Transcribe the whole listing without a single picture.

>> BEGIN Recorded information

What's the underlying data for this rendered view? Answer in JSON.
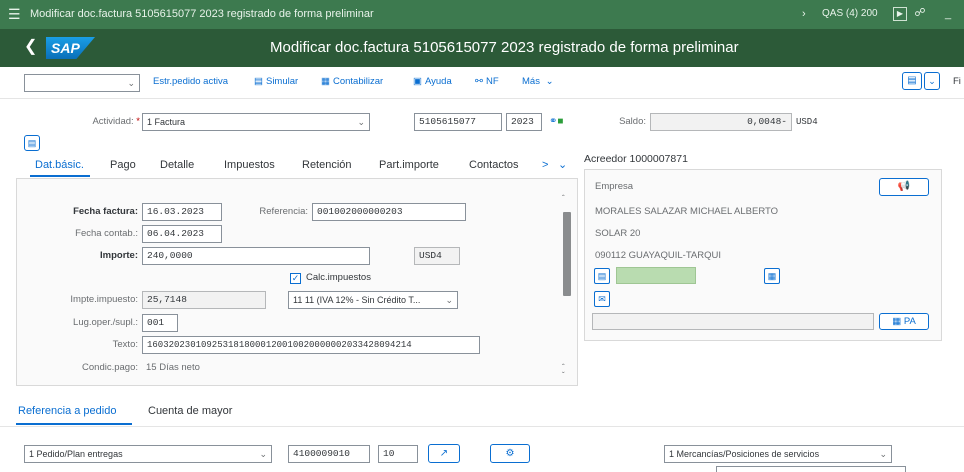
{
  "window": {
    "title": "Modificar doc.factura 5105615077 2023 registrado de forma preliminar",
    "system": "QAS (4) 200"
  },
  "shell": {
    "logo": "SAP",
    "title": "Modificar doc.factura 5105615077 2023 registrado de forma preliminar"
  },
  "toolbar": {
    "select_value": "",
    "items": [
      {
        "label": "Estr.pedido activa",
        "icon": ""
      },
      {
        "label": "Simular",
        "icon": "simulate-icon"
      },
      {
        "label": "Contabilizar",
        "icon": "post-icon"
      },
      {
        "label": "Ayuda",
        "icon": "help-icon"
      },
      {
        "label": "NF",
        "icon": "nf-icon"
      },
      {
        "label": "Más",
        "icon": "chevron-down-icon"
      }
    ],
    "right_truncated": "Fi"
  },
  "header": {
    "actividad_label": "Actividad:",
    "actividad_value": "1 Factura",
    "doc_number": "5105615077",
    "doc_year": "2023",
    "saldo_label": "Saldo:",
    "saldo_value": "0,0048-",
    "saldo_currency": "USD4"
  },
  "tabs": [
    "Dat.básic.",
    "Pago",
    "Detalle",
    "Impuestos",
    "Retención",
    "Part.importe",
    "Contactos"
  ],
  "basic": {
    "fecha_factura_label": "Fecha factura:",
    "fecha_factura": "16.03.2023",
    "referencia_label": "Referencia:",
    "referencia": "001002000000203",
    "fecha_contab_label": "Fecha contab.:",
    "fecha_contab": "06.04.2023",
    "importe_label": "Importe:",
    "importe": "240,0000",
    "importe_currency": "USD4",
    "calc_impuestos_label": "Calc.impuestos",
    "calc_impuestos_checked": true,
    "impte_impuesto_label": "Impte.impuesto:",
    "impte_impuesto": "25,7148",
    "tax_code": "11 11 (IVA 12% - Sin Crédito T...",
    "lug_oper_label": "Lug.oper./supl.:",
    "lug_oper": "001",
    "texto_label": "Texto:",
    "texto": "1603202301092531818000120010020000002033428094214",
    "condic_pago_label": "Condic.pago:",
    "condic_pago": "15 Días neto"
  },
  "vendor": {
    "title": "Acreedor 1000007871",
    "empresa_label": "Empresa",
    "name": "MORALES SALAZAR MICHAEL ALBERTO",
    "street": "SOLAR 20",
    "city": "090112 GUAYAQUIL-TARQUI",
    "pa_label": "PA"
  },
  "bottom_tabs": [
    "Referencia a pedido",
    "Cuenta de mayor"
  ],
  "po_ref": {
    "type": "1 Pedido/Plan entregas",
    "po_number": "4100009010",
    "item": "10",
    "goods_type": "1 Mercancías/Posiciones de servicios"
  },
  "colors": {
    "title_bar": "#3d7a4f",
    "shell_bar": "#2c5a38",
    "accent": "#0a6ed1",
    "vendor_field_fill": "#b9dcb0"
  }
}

>> END Recorded information

> [Result for this task]
What's the underlying data for this rendered view? Answer in JSON.
{
  "window": {
    "title": "Modificar doc.factura 5105615077 2023 registrado de forma preliminar",
    "system": "QAS (4) 200"
  },
  "shell": {
    "logo": "SAP",
    "title": "Modificar doc.factura 5105615077 2023 registrado de forma preliminar"
  },
  "toolbar": {
    "select_value": "",
    "items": [
      {
        "label": "Estr.pedido activa",
        "icon": ""
      },
      {
        "label": "Simular",
        "icon": "simulate-icon"
      },
      {
        "label": "Contabilizar",
        "icon": "post-icon"
      },
      {
        "label": "Ayuda",
        "icon": "help-icon"
      },
      {
        "label": "NF",
        "icon": "nf-icon"
      },
      {
        "label": "Más",
        "icon": "chevron-down-icon"
      }
    ],
    "right_truncated": "Fi"
  },
  "header": {
    "actividad_label": "Actividad:",
    "actividad_value": "1 Factura",
    "doc_number": "5105615077",
    "doc_year": "2023",
    "saldo_label": "Saldo:",
    "saldo_value": "0,0048-",
    "saldo_currency": "USD4"
  },
  "tabs": [
    "Dat.básic.",
    "Pago",
    "Detalle",
    "Impuestos",
    "Retención",
    "Part.importe",
    "Contactos"
  ],
  "basic": {
    "fecha_factura_label": "Fecha factura:",
    "fecha_factura": "16.03.2023",
    "referencia_label": "Referencia:",
    "referencia": "001002000000203",
    "fecha_contab_label": "Fecha contab.:",
    "fecha_contab": "06.04.2023",
    "importe_label": "Importe:",
    "importe": "240,0000",
    "importe_currency": "USD4",
    "calc_impuestos_label": "Calc.impuestos",
    "calc_impuestos_checked": true,
    "impte_impuesto_label": "Impte.impuesto:",
    "impte_impuesto": "25,7148",
    "tax_code": "11 11 (IVA 12% - Sin Crédito T...",
    "lug_oper_label": "Lug.oper./supl.:",
    "lug_oper": "001",
    "texto_label": "Texto:",
    "texto": "1603202301092531818000120010020000002033428094214",
    "condic_pago_label": "Condic.pago:",
    "condic_pago": "15 Días neto"
  },
  "vendor": {
    "title": "Acreedor 1000007871",
    "empresa_label": "Empresa",
    "name": "MORALES SALAZAR MICHAEL ALBERTO",
    "street": "SOLAR 20",
    "city": "090112 GUAYAQUIL-TARQUI",
    "pa_label": "PA"
  },
  "bottom_tabs": [
    "Referencia a pedido",
    "Cuenta de mayor"
  ],
  "po_ref": {
    "type": "1 Pedido/Plan entregas",
    "po_number": "4100009010",
    "item": "10",
    "goods_type": "1 Mercancías/Posiciones de servicios"
  },
  "colors": {
    "title_bar": "#3d7a4f",
    "shell_bar": "#2c5a38",
    "accent": "#0a6ed1",
    "vendor_field_fill": "#b9dcb0"
  }
}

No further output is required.